--- Records for the exercise ---

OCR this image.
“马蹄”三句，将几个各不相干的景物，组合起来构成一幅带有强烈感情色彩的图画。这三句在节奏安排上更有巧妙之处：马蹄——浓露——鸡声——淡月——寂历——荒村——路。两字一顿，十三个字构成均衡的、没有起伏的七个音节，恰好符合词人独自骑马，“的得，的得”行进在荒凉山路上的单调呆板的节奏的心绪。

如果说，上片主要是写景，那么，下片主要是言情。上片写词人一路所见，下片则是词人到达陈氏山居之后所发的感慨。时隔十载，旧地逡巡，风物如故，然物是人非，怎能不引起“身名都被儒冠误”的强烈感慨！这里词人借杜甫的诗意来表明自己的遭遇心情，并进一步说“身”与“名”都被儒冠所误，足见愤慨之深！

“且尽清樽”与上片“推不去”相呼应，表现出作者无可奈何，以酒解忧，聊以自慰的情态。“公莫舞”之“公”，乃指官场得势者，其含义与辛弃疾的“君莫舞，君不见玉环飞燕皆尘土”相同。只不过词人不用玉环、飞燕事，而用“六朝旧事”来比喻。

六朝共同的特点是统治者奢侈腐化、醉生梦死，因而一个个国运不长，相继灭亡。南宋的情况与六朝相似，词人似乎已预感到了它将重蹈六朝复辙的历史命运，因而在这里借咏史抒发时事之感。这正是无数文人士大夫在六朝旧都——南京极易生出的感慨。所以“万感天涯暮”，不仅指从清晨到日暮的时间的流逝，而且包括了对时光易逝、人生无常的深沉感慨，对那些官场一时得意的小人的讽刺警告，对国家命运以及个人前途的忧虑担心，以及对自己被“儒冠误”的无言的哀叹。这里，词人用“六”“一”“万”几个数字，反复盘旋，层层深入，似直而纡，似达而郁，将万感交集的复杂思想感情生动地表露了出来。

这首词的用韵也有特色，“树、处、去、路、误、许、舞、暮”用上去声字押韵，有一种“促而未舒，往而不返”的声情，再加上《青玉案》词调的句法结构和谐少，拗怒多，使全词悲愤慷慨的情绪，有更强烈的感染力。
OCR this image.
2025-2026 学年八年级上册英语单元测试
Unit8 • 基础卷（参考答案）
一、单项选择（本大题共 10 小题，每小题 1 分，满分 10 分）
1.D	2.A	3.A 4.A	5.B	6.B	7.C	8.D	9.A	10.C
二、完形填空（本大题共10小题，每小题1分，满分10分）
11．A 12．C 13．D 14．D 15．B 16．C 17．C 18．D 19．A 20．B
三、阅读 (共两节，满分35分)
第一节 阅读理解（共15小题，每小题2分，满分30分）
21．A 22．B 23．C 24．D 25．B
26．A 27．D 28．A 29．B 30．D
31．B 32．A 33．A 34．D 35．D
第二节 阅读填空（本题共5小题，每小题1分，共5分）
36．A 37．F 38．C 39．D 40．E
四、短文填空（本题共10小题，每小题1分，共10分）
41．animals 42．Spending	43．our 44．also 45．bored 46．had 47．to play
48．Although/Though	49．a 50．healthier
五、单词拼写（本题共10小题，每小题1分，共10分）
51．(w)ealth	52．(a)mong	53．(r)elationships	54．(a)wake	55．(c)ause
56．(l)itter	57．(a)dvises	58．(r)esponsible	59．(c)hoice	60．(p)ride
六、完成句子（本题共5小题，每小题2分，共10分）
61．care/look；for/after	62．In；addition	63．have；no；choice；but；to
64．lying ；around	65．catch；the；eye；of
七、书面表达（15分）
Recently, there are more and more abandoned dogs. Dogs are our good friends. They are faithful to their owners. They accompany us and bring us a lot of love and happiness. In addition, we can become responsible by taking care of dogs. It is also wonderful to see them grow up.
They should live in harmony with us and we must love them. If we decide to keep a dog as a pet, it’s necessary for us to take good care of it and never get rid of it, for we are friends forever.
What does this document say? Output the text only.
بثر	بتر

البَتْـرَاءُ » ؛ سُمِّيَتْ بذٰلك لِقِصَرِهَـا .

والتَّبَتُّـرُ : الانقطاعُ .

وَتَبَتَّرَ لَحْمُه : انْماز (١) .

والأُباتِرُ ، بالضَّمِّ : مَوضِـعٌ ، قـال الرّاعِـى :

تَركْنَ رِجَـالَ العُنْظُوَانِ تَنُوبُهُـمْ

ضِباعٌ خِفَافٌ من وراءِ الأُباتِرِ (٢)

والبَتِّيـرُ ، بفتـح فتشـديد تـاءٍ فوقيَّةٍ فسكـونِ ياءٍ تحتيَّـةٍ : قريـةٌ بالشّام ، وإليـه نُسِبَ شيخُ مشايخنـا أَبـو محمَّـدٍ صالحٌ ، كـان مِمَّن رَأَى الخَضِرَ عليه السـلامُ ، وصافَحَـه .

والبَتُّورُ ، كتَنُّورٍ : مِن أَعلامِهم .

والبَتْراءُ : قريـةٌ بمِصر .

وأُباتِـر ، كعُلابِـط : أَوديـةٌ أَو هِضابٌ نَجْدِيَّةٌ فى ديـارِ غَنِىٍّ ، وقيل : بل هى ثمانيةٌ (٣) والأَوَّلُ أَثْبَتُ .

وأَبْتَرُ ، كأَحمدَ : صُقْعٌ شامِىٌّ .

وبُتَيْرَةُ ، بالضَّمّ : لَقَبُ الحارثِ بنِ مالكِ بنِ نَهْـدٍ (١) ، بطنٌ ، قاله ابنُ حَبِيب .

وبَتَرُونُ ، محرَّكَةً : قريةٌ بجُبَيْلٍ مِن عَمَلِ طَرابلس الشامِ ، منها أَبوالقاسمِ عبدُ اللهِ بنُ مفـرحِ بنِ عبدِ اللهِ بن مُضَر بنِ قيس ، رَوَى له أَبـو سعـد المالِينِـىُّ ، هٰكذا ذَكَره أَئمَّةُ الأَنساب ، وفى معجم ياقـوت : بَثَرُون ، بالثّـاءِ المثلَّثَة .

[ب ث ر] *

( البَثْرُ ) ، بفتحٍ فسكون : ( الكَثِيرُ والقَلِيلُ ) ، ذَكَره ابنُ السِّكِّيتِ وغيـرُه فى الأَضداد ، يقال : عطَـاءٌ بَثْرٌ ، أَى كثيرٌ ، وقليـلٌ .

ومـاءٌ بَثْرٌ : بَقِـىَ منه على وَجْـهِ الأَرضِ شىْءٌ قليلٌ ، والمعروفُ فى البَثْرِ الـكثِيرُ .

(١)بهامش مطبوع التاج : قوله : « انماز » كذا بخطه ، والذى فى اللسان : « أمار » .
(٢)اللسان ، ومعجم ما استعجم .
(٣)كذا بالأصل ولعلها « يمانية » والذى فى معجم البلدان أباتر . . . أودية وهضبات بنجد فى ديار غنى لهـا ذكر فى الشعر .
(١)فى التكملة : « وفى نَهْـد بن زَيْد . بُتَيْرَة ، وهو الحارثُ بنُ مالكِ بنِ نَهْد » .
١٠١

---

**What is being asked**
Note every line above where the string "مالك" shows up, and copy those lines.

**Correct output**
وبُتَيْرَةُ ، بالضَّمّ : لَقَبُ الحارثِ بنِ مالكِ بنِ نَهْـدٍ (١) ، بطنٌ ، قاله ابنُ حَبِيب .
(١)فى التكملة : « وفى نَهْـد بن زَيْد . بُتَيْرَة ، وهو الحارثُ بنُ مالكِ بنِ نَهْد » .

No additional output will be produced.